[start]
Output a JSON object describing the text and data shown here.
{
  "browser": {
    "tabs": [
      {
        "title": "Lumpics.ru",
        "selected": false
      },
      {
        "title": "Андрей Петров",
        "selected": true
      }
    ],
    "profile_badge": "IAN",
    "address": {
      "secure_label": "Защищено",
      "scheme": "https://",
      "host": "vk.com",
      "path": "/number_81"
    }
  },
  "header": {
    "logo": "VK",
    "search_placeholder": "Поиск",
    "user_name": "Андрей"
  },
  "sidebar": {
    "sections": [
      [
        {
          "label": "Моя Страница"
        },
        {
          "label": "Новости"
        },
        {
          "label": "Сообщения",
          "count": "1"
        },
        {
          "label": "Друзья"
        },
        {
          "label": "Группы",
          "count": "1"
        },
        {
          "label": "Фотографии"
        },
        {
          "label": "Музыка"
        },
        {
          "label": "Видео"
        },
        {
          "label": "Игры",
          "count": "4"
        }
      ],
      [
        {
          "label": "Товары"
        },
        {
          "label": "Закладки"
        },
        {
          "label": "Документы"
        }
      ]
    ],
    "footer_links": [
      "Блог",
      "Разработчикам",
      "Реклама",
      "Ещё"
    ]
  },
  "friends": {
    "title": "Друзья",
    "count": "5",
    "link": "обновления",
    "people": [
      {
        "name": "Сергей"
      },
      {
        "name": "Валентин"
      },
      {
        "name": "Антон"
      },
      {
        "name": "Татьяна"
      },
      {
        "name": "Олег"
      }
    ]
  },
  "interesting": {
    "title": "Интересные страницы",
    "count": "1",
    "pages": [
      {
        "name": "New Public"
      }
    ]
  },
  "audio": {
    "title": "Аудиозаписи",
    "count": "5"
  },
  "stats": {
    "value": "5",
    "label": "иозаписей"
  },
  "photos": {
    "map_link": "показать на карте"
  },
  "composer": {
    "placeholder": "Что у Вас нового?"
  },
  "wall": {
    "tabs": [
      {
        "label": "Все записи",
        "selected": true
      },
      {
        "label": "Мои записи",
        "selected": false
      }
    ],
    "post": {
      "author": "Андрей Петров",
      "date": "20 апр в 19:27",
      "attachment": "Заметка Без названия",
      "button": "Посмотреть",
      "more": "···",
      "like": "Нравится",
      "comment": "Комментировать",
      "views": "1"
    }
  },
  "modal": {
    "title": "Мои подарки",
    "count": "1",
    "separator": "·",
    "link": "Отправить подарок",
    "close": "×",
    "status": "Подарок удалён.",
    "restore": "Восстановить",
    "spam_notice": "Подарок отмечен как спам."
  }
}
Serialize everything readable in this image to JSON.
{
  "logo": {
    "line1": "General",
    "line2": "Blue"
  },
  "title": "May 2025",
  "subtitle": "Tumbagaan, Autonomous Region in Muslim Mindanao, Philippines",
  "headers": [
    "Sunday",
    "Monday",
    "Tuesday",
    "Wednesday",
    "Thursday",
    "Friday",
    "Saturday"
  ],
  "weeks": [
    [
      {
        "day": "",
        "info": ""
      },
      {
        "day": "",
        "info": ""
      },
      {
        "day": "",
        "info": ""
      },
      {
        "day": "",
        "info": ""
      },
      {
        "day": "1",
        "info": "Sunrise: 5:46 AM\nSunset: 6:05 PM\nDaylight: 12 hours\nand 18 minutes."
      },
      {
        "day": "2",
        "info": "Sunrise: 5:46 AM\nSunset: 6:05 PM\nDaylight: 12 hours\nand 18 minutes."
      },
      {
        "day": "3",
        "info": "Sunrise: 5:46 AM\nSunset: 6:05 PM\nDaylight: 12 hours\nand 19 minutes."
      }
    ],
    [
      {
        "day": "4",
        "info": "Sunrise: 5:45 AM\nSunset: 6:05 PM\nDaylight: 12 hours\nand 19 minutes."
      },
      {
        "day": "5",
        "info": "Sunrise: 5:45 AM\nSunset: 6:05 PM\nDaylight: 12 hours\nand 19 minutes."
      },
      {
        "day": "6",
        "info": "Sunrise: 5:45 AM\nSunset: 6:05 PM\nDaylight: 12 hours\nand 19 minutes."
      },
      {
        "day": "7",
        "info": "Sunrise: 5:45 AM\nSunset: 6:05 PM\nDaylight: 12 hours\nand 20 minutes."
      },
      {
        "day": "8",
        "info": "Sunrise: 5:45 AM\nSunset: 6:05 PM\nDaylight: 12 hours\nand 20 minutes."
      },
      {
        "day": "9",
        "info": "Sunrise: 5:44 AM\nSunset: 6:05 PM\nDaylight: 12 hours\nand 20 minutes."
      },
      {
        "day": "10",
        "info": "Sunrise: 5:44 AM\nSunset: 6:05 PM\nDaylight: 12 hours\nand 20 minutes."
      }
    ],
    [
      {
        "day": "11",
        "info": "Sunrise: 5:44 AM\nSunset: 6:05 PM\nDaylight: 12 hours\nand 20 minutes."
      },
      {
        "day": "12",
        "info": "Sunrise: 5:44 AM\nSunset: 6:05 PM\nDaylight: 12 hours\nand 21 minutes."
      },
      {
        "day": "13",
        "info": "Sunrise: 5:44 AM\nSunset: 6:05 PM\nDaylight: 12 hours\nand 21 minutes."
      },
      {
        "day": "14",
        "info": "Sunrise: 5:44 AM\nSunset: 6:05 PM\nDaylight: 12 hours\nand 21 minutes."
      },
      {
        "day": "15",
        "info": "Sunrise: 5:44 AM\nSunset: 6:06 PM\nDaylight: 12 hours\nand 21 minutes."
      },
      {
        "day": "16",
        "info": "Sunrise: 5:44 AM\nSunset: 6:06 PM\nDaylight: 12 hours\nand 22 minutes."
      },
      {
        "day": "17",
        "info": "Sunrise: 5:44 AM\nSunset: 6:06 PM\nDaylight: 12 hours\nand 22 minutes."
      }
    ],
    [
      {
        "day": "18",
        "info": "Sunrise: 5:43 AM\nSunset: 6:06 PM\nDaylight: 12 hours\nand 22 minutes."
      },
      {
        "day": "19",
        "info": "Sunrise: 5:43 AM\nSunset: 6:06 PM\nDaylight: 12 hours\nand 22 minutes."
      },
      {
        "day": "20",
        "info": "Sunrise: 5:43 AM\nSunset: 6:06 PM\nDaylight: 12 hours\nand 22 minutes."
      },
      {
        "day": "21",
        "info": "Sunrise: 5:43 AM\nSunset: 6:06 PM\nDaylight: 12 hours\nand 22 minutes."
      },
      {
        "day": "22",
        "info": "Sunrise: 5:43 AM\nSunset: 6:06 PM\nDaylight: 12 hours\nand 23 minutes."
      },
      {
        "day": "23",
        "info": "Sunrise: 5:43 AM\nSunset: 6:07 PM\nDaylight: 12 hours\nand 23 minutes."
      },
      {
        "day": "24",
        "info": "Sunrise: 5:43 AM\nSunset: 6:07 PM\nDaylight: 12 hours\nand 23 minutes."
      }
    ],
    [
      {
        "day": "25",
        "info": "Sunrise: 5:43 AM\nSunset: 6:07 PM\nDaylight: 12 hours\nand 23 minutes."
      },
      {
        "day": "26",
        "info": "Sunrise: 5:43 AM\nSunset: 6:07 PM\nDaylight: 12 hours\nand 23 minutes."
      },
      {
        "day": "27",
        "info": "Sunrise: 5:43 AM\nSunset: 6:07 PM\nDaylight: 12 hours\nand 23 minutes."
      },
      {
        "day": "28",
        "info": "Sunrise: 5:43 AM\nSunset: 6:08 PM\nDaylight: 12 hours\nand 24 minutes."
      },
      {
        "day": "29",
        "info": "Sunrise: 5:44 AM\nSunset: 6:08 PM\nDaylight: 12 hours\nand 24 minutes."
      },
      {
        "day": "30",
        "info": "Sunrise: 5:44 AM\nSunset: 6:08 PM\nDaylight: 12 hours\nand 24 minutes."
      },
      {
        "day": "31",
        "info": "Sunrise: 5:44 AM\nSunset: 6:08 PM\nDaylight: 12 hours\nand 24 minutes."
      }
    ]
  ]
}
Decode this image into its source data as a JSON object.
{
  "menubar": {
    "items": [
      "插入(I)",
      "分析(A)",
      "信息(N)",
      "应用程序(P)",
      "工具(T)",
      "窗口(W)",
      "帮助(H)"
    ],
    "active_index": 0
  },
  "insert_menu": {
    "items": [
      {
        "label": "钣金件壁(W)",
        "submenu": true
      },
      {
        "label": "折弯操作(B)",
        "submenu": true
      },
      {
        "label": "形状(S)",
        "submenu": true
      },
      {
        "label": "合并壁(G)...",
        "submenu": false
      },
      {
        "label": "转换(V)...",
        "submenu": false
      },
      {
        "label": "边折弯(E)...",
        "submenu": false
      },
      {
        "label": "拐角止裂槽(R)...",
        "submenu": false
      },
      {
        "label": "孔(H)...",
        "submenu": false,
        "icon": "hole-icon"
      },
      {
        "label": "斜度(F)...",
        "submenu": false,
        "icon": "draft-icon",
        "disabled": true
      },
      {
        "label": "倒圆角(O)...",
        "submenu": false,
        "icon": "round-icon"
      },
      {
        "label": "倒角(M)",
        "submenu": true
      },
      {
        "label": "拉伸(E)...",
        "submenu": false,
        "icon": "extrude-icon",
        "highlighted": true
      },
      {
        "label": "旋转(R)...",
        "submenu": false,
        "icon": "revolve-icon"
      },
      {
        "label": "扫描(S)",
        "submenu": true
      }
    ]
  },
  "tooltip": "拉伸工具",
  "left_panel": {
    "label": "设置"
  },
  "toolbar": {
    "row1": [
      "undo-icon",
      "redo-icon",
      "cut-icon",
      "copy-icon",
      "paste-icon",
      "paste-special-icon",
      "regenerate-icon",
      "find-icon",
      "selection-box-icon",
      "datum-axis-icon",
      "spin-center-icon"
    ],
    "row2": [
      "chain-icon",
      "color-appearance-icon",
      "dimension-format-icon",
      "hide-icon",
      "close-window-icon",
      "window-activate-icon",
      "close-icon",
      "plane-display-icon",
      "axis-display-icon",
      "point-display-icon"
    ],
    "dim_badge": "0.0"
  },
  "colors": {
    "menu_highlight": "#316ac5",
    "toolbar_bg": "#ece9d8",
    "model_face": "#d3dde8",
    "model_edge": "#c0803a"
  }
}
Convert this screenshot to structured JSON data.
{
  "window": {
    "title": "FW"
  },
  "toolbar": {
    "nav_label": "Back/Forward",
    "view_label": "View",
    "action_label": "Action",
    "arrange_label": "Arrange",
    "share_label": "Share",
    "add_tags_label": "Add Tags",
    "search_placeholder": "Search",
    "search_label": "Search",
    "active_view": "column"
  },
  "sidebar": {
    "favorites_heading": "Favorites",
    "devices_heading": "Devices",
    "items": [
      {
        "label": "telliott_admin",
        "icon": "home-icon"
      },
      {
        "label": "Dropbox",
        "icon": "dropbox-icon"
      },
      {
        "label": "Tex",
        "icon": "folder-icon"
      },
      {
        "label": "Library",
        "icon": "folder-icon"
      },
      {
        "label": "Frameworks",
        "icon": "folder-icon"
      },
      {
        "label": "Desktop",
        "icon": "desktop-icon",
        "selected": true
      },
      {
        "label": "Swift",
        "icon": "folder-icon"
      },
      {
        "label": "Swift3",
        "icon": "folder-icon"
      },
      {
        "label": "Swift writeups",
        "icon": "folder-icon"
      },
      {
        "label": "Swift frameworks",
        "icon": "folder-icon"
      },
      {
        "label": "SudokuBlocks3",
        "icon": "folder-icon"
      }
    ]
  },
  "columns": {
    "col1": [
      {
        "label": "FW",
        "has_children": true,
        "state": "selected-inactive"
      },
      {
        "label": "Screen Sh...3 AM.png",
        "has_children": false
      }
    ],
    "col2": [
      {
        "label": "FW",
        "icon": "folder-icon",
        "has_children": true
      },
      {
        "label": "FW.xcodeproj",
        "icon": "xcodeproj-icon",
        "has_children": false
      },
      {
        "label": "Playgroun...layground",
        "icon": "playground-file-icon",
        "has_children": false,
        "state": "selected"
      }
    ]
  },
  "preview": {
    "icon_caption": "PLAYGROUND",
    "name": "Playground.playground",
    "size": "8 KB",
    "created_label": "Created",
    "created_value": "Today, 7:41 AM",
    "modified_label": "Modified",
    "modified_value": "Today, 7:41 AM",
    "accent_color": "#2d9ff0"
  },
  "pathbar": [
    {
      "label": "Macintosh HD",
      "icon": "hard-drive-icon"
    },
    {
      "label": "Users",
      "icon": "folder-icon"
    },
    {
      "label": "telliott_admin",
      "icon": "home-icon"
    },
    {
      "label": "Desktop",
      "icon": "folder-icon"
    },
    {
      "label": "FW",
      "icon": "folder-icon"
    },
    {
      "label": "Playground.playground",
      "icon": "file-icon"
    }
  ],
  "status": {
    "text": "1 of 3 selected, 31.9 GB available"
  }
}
[end]
## What you should do
Provide the number of lines in these entries that hold the word "Петров", without any accompanying text.

## Final result
2